## begin

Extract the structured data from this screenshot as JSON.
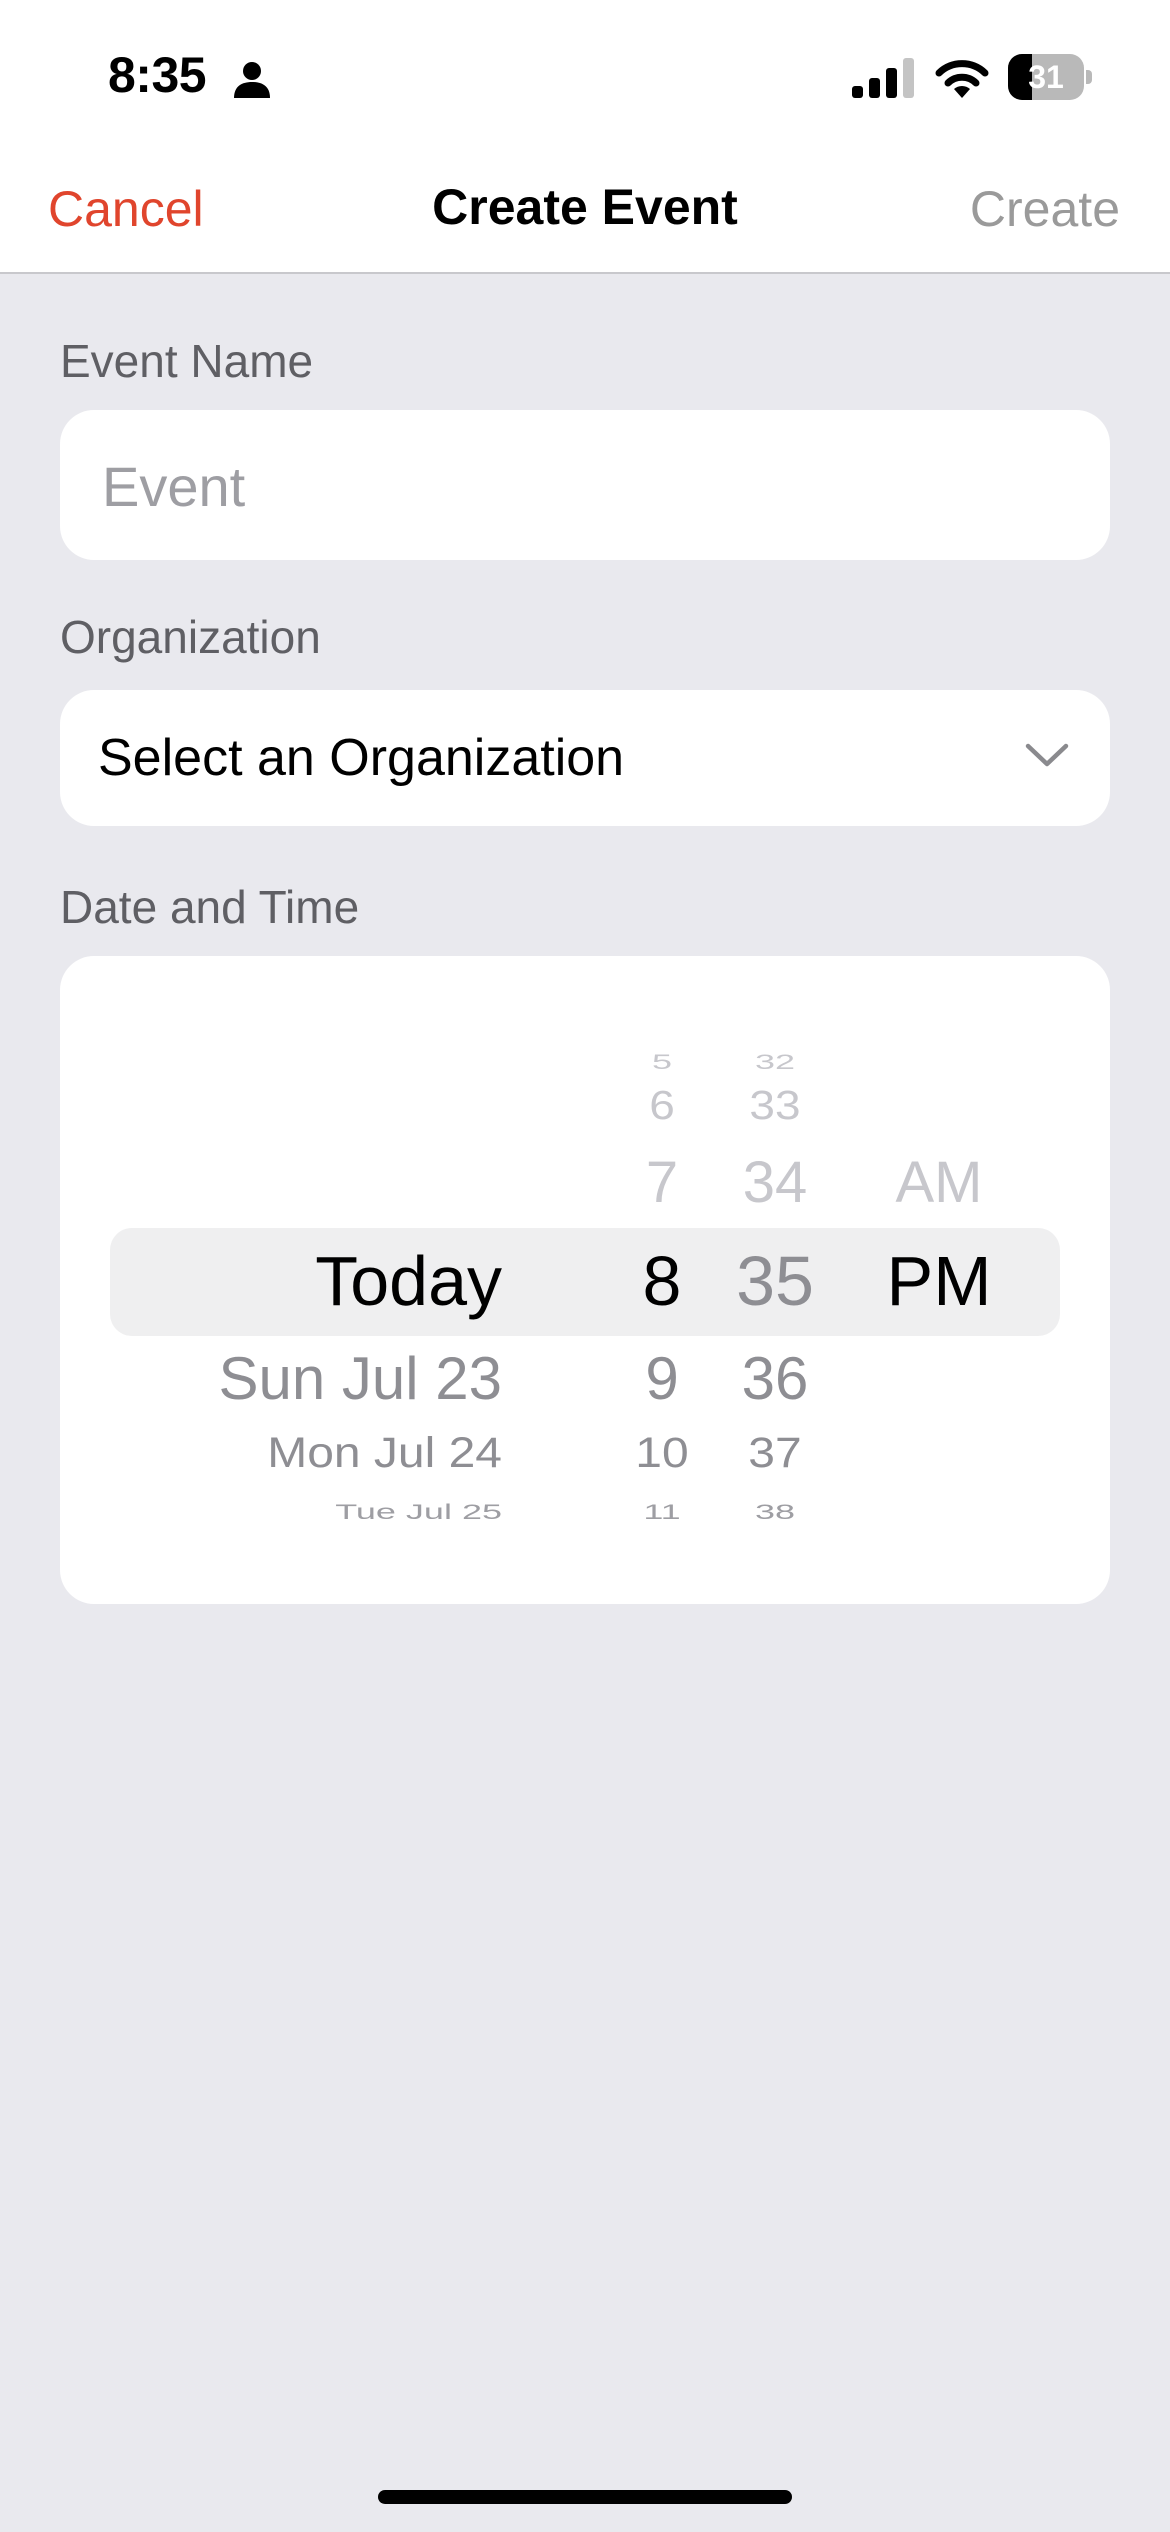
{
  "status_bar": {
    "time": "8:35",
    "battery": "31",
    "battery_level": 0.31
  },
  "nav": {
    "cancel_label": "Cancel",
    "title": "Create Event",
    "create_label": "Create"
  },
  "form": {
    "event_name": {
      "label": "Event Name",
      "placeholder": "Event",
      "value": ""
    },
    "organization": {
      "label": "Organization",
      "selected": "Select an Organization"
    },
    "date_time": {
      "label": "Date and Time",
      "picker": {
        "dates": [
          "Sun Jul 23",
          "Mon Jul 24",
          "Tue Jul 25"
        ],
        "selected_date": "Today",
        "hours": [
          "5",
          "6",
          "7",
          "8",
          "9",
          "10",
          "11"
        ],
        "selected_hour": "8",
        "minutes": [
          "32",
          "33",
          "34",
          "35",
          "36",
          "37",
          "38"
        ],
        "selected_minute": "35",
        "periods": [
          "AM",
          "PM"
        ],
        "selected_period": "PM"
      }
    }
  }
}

## end
## begin

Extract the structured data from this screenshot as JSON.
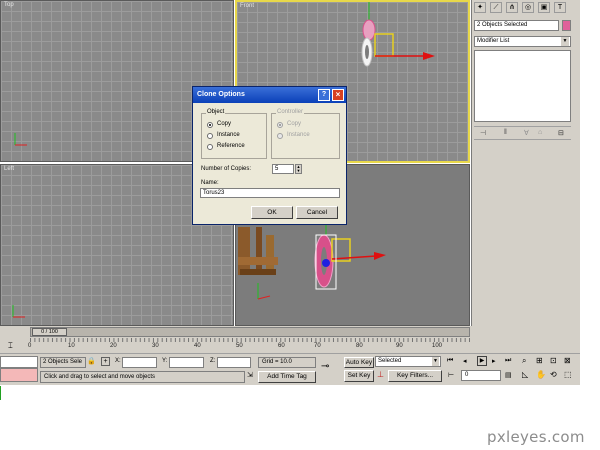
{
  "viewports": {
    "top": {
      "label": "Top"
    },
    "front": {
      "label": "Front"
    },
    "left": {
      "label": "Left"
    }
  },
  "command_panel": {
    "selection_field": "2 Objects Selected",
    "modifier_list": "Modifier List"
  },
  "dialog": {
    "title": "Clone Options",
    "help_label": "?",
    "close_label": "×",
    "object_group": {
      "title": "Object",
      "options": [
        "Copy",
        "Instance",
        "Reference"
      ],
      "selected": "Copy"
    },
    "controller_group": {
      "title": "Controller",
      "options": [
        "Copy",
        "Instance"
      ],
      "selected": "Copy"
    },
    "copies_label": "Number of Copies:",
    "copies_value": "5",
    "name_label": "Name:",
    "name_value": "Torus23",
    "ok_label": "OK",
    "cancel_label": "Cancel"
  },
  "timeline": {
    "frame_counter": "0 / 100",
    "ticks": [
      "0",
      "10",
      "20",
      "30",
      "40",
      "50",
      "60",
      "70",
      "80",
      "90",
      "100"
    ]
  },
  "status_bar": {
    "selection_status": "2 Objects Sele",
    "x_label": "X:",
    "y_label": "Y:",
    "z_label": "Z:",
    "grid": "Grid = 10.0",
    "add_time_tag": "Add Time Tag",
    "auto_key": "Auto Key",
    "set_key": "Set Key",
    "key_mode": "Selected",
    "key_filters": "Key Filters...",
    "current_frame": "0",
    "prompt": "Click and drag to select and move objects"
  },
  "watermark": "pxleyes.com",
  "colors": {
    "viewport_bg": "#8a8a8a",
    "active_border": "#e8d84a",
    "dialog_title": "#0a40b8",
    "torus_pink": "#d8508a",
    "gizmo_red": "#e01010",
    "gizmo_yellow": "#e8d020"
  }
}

## end

### WORK REQUIRED
From the listing, copy each line containing the word "Cancel".

### RESPONSE BELOW
    "cancel_label": "Cancel",
    "cancel_label": "Cancel"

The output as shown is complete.